- [What you should do]: Omit all pictures. Copy the rest of the material exactly.

>> Begin Input data

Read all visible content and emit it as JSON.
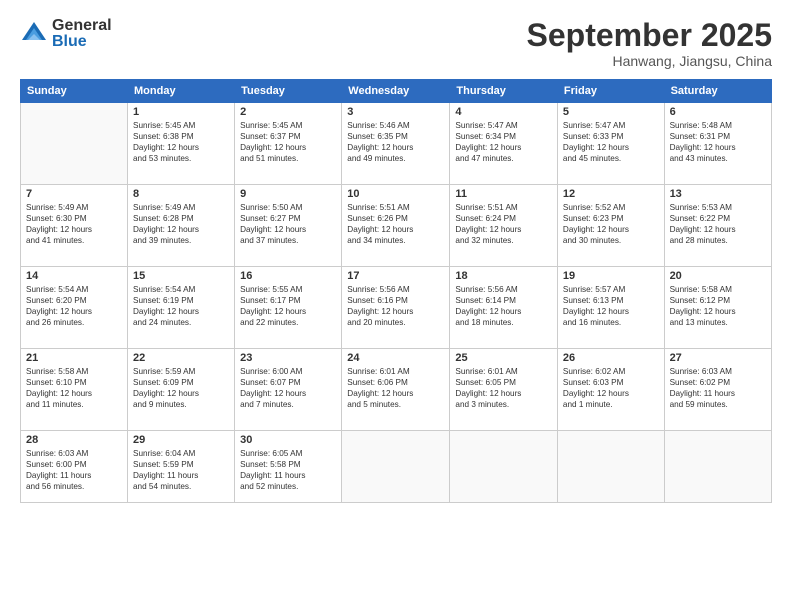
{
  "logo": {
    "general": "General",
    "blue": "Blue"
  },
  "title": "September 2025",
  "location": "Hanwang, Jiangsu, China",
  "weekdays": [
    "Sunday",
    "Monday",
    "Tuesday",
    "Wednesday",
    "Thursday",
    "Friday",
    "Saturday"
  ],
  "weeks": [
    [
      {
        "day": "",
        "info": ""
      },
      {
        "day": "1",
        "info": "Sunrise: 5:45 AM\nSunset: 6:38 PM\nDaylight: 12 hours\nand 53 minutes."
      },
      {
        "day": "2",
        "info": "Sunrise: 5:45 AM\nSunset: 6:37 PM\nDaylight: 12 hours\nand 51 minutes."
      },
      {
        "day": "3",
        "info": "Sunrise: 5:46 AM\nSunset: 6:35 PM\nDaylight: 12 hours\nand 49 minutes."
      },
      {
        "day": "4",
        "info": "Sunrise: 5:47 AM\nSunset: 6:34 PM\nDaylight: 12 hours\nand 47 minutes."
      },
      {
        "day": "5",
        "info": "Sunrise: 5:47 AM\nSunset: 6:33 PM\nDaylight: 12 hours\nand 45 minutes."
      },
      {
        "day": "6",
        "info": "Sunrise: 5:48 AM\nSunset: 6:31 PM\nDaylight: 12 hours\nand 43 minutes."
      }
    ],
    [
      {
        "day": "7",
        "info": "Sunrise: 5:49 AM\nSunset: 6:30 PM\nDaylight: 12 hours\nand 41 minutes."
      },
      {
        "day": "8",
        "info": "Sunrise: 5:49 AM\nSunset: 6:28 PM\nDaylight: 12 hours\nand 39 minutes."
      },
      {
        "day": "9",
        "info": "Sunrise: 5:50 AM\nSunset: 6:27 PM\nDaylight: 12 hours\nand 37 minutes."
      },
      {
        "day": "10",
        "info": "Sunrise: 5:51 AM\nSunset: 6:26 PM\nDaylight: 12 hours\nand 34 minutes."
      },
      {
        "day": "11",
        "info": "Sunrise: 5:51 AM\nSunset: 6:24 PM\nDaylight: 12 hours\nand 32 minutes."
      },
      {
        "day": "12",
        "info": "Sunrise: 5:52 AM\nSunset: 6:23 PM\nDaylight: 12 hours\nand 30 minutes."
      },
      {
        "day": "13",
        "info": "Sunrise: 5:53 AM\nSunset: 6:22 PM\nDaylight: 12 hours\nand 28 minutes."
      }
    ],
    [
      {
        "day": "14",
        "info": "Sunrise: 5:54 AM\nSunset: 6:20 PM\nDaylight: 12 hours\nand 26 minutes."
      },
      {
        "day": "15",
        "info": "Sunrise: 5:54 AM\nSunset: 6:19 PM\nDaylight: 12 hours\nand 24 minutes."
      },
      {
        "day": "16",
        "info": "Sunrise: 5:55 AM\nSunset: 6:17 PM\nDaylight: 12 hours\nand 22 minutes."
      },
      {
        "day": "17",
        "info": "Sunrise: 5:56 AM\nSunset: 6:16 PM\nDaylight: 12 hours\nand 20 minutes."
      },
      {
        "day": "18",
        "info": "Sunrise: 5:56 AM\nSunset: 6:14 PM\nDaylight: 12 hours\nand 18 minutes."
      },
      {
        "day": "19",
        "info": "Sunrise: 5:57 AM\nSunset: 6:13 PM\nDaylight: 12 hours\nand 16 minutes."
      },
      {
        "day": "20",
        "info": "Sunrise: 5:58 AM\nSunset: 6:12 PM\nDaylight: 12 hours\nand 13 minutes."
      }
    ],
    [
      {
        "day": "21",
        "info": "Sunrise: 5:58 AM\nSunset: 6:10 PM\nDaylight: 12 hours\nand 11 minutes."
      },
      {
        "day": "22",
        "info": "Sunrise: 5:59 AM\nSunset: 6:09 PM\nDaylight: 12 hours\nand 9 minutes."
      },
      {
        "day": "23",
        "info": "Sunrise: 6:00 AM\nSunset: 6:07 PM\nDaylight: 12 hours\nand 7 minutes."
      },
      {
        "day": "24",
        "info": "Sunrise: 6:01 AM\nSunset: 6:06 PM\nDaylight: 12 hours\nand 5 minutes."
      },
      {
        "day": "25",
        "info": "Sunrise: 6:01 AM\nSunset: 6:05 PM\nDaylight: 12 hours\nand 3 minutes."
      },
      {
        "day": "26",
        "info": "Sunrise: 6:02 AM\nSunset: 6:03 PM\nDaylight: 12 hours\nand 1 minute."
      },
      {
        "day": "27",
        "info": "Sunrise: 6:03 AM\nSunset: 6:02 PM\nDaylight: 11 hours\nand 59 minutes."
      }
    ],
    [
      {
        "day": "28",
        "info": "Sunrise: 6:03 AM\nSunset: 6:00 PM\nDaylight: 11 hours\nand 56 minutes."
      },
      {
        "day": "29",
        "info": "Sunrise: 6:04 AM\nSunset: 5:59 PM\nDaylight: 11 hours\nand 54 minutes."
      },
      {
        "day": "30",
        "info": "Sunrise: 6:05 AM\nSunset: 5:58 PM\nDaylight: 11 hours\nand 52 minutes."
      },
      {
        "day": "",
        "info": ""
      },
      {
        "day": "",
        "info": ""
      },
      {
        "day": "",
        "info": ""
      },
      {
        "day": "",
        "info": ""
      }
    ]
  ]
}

>> End Input data

- [Response to the task]:
Read all visible content and emit it as JSON.
{
  "logo": {
    "general": "General",
    "blue": "Blue"
  },
  "title": "September 2025",
  "location": "Hanwang, Jiangsu, China",
  "weekdays": [
    "Sunday",
    "Monday",
    "Tuesday",
    "Wednesday",
    "Thursday",
    "Friday",
    "Saturday"
  ],
  "weeks": [
    [
      {
        "day": "",
        "info": ""
      },
      {
        "day": "1",
        "info": "Sunrise: 5:45 AM\nSunset: 6:38 PM\nDaylight: 12 hours\nand 53 minutes."
      },
      {
        "day": "2",
        "info": "Sunrise: 5:45 AM\nSunset: 6:37 PM\nDaylight: 12 hours\nand 51 minutes."
      },
      {
        "day": "3",
        "info": "Sunrise: 5:46 AM\nSunset: 6:35 PM\nDaylight: 12 hours\nand 49 minutes."
      },
      {
        "day": "4",
        "info": "Sunrise: 5:47 AM\nSunset: 6:34 PM\nDaylight: 12 hours\nand 47 minutes."
      },
      {
        "day": "5",
        "info": "Sunrise: 5:47 AM\nSunset: 6:33 PM\nDaylight: 12 hours\nand 45 minutes."
      },
      {
        "day": "6",
        "info": "Sunrise: 5:48 AM\nSunset: 6:31 PM\nDaylight: 12 hours\nand 43 minutes."
      }
    ],
    [
      {
        "day": "7",
        "info": "Sunrise: 5:49 AM\nSunset: 6:30 PM\nDaylight: 12 hours\nand 41 minutes."
      },
      {
        "day": "8",
        "info": "Sunrise: 5:49 AM\nSunset: 6:28 PM\nDaylight: 12 hours\nand 39 minutes."
      },
      {
        "day": "9",
        "info": "Sunrise: 5:50 AM\nSunset: 6:27 PM\nDaylight: 12 hours\nand 37 minutes."
      },
      {
        "day": "10",
        "info": "Sunrise: 5:51 AM\nSunset: 6:26 PM\nDaylight: 12 hours\nand 34 minutes."
      },
      {
        "day": "11",
        "info": "Sunrise: 5:51 AM\nSunset: 6:24 PM\nDaylight: 12 hours\nand 32 minutes."
      },
      {
        "day": "12",
        "info": "Sunrise: 5:52 AM\nSunset: 6:23 PM\nDaylight: 12 hours\nand 30 minutes."
      },
      {
        "day": "13",
        "info": "Sunrise: 5:53 AM\nSunset: 6:22 PM\nDaylight: 12 hours\nand 28 minutes."
      }
    ],
    [
      {
        "day": "14",
        "info": "Sunrise: 5:54 AM\nSunset: 6:20 PM\nDaylight: 12 hours\nand 26 minutes."
      },
      {
        "day": "15",
        "info": "Sunrise: 5:54 AM\nSunset: 6:19 PM\nDaylight: 12 hours\nand 24 minutes."
      },
      {
        "day": "16",
        "info": "Sunrise: 5:55 AM\nSunset: 6:17 PM\nDaylight: 12 hours\nand 22 minutes."
      },
      {
        "day": "17",
        "info": "Sunrise: 5:56 AM\nSunset: 6:16 PM\nDaylight: 12 hours\nand 20 minutes."
      },
      {
        "day": "18",
        "info": "Sunrise: 5:56 AM\nSunset: 6:14 PM\nDaylight: 12 hours\nand 18 minutes."
      },
      {
        "day": "19",
        "info": "Sunrise: 5:57 AM\nSunset: 6:13 PM\nDaylight: 12 hours\nand 16 minutes."
      },
      {
        "day": "20",
        "info": "Sunrise: 5:58 AM\nSunset: 6:12 PM\nDaylight: 12 hours\nand 13 minutes."
      }
    ],
    [
      {
        "day": "21",
        "info": "Sunrise: 5:58 AM\nSunset: 6:10 PM\nDaylight: 12 hours\nand 11 minutes."
      },
      {
        "day": "22",
        "info": "Sunrise: 5:59 AM\nSunset: 6:09 PM\nDaylight: 12 hours\nand 9 minutes."
      },
      {
        "day": "23",
        "info": "Sunrise: 6:00 AM\nSunset: 6:07 PM\nDaylight: 12 hours\nand 7 minutes."
      },
      {
        "day": "24",
        "info": "Sunrise: 6:01 AM\nSunset: 6:06 PM\nDaylight: 12 hours\nand 5 minutes."
      },
      {
        "day": "25",
        "info": "Sunrise: 6:01 AM\nSunset: 6:05 PM\nDaylight: 12 hours\nand 3 minutes."
      },
      {
        "day": "26",
        "info": "Sunrise: 6:02 AM\nSunset: 6:03 PM\nDaylight: 12 hours\nand 1 minute."
      },
      {
        "day": "27",
        "info": "Sunrise: 6:03 AM\nSunset: 6:02 PM\nDaylight: 11 hours\nand 59 minutes."
      }
    ],
    [
      {
        "day": "28",
        "info": "Sunrise: 6:03 AM\nSunset: 6:00 PM\nDaylight: 11 hours\nand 56 minutes."
      },
      {
        "day": "29",
        "info": "Sunrise: 6:04 AM\nSunset: 5:59 PM\nDaylight: 11 hours\nand 54 minutes."
      },
      {
        "day": "30",
        "info": "Sunrise: 6:05 AM\nSunset: 5:58 PM\nDaylight: 11 hours\nand 52 minutes."
      },
      {
        "day": "",
        "info": ""
      },
      {
        "day": "",
        "info": ""
      },
      {
        "day": "",
        "info": ""
      },
      {
        "day": "",
        "info": ""
      }
    ]
  ]
}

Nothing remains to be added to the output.